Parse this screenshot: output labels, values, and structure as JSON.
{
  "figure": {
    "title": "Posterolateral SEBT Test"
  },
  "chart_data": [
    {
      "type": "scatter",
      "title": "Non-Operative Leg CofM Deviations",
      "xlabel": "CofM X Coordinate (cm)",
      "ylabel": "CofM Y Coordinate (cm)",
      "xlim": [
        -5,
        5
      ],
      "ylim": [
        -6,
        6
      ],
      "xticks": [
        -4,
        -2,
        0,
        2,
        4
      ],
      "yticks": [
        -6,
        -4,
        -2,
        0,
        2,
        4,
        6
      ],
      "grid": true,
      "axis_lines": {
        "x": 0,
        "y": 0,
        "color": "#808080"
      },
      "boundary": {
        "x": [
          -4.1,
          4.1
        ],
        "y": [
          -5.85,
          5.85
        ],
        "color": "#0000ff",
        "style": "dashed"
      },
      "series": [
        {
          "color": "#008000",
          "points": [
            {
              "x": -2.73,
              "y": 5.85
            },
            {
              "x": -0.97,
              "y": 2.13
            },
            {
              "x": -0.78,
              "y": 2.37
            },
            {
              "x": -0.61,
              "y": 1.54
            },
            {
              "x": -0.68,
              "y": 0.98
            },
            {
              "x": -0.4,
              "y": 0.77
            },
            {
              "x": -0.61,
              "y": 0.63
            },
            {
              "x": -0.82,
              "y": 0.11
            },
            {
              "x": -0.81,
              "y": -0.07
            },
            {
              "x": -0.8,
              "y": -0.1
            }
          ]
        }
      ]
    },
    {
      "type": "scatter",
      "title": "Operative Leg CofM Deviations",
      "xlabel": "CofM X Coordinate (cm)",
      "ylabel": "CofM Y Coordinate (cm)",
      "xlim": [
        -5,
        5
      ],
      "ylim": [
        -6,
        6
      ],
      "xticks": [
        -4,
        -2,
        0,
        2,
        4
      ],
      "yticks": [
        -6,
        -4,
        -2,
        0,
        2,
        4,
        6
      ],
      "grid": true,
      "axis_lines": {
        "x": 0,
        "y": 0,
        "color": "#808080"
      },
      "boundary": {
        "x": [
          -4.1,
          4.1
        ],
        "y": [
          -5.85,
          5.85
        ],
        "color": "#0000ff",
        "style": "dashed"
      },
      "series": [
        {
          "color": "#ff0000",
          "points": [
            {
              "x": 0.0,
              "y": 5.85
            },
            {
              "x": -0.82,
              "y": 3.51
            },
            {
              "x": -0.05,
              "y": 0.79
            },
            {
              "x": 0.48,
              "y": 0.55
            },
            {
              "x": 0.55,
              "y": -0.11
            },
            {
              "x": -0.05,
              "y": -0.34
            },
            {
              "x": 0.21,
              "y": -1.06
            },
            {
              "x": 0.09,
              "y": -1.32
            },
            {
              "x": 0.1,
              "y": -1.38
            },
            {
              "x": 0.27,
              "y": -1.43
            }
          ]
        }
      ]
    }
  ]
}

____________________

**Exercise objective**
Copy the material above back out, exactly as written.

**Task response**
Parse this screenshot: output labels, values, and structure as JSON.
{
  "figure": {
    "title": "Posterolateral SEBT Test"
  },
  "chart_data": [
    {
      "type": "scatter",
      "title": "Non-Operative Leg CofM Deviations",
      "xlabel": "CofM X Coordinate (cm)",
      "ylabel": "CofM Y Coordinate (cm)",
      "xlim": [
        -5,
        5
      ],
      "ylim": [
        -6,
        6
      ],
      "xticks": [
        -4,
        -2,
        0,
        2,
        4
      ],
      "yticks": [
        -6,
        -4,
        -2,
        0,
        2,
        4,
        6
      ],
      "grid": true,
      "axis_lines": {
        "x": 0,
        "y": 0,
        "color": "#808080"
      },
      "boundary": {
        "x": [
          -4.1,
          4.1
        ],
        "y": [
          -5.85,
          5.85
        ],
        "color": "#0000ff",
        "style": "dashed"
      },
      "series": [
        {
          "color": "#008000",
          "points": [
            {
              "x": -2.73,
              "y": 5.85
            },
            {
              "x": -0.97,
              "y": 2.13
            },
            {
              "x": -0.78,
              "y": 2.37
            },
            {
              "x": -0.61,
              "y": 1.54
            },
            {
              "x": -0.68,
              "y": 0.98
            },
            {
              "x": -0.4,
              "y": 0.77
            },
            {
              "x": -0.61,
              "y": 0.63
            },
            {
              "x": -0.82,
              "y": 0.11
            },
            {
              "x": -0.81,
              "y": -0.07
            },
            {
              "x": -0.8,
              "y": -0.1
            }
          ]
        }
      ]
    },
    {
      "type": "scatter",
      "title": "Operative Leg CofM Deviations",
      "xlabel": "CofM X Coordinate (cm)",
      "ylabel": "CofM Y Coordinate (cm)",
      "xlim": [
        -5,
        5
      ],
      "ylim": [
        -6,
        6
      ],
      "xticks": [
        -4,
        -2,
        0,
        2,
        4
      ],
      "yticks": [
        -6,
        -4,
        -2,
        0,
        2,
        4,
        6
      ],
      "grid": true,
      "axis_lines": {
        "x": 0,
        "y": 0,
        "color": "#808080"
      },
      "boundary": {
        "x": [
          -4.1,
          4.1
        ],
        "y": [
          -5.85,
          5.85
        ],
        "color": "#0000ff",
        "style": "dashed"
      },
      "series": [
        {
          "color": "#ff0000",
          "points": [
            {
              "x": 0.0,
              "y": 5.85
            },
            {
              "x": -0.82,
              "y": 3.51
            },
            {
              "x": -0.05,
              "y": 0.79
            },
            {
              "x": 0.48,
              "y": 0.55
            },
            {
              "x": 0.55,
              "y": -0.11
            },
            {
              "x": -0.05,
              "y": -0.34
            },
            {
              "x": 0.21,
              "y": -1.06
            },
            {
              "x": 0.09,
              "y": -1.32
            },
            {
              "x": 0.1,
              "y": -1.38
            },
            {
              "x": 0.27,
              "y": -1.43
            }
          ]
        }
      ]
    }
  ]
}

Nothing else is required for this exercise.